_Problem to work on_:
Determine the number of lines where "pink" occurs and reply with that number by itself.

[Dataset rows about figures]
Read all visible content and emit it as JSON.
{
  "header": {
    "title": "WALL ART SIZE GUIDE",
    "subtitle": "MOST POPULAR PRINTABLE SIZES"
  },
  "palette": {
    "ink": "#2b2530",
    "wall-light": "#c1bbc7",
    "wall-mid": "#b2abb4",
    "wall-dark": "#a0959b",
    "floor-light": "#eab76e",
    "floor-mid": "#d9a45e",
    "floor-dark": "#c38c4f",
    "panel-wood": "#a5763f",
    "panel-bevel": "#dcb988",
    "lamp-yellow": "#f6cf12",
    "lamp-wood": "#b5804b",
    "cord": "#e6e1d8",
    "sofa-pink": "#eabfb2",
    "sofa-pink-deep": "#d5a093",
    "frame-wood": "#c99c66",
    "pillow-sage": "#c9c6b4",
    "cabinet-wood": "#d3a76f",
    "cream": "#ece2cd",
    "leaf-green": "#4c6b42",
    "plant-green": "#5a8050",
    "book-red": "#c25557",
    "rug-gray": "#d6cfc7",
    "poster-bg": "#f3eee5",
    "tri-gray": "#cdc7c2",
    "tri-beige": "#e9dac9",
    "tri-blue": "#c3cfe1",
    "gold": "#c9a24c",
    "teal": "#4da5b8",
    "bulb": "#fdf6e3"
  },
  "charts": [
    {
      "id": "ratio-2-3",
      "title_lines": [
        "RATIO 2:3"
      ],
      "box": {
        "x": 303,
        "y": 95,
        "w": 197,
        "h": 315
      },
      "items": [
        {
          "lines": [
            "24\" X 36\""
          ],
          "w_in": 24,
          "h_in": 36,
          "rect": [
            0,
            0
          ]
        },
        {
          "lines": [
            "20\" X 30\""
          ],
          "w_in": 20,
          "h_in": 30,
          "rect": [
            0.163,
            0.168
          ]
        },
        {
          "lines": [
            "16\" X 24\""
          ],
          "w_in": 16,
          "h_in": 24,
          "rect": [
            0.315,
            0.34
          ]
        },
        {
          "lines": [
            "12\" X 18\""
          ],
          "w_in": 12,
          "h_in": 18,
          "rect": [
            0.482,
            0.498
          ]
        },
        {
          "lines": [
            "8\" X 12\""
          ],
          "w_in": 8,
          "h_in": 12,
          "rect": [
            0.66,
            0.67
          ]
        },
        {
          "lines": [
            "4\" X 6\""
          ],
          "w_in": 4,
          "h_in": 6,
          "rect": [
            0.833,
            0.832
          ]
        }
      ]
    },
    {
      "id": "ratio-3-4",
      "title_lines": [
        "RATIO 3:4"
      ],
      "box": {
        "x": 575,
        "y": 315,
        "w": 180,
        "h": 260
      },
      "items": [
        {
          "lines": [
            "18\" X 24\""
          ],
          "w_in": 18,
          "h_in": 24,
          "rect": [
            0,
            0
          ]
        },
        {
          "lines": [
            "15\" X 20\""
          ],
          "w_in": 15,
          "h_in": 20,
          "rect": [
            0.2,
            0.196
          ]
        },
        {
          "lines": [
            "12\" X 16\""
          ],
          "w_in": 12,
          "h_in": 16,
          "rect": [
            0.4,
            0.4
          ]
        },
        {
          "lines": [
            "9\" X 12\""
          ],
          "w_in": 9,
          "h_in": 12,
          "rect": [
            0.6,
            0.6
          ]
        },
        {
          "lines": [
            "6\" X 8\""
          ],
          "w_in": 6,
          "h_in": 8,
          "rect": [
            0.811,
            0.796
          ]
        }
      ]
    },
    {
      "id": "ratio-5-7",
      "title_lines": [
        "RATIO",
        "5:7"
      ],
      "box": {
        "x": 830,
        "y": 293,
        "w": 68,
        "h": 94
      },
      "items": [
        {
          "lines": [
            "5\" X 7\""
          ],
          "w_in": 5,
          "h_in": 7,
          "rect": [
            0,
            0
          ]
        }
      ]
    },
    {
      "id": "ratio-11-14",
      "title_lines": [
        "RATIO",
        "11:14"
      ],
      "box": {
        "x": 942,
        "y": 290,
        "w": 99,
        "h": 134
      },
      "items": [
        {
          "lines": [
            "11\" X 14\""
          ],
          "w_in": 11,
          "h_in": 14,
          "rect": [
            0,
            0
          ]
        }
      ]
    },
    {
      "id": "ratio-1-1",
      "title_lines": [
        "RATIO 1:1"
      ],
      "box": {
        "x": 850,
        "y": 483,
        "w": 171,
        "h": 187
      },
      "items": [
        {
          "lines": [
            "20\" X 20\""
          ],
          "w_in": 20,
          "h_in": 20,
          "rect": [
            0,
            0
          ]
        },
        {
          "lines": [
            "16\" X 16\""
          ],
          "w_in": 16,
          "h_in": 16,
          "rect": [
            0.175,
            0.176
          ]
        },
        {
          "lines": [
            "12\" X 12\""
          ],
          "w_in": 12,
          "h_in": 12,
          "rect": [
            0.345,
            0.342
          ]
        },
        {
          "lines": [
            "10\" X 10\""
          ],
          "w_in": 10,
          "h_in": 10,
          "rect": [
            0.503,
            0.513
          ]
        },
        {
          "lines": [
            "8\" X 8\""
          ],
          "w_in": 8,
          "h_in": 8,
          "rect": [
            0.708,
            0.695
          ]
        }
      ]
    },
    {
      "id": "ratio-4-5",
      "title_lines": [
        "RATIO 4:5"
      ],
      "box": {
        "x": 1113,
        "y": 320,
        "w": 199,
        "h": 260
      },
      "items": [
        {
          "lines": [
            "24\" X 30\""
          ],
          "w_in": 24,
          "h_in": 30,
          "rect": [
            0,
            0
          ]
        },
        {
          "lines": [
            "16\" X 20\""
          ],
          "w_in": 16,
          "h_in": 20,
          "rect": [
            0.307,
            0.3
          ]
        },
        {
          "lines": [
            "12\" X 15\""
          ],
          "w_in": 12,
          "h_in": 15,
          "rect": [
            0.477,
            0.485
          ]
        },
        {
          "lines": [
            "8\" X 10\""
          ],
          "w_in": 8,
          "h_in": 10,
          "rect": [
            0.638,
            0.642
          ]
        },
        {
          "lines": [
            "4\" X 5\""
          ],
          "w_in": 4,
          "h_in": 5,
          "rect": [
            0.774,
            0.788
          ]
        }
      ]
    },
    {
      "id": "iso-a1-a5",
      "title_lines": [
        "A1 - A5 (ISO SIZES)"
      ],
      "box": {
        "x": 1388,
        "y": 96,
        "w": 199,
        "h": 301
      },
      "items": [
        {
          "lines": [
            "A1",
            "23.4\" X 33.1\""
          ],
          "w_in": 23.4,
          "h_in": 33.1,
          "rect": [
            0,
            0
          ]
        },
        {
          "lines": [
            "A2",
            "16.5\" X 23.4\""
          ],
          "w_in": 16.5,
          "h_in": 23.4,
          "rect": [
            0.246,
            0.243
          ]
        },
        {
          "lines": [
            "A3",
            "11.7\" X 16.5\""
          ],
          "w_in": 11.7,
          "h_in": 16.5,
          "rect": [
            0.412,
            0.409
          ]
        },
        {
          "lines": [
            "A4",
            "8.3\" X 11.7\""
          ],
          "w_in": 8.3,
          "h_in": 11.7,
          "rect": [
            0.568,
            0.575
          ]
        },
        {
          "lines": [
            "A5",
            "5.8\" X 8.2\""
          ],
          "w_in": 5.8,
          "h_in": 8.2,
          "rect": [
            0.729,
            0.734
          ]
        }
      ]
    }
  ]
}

_The reply_:
2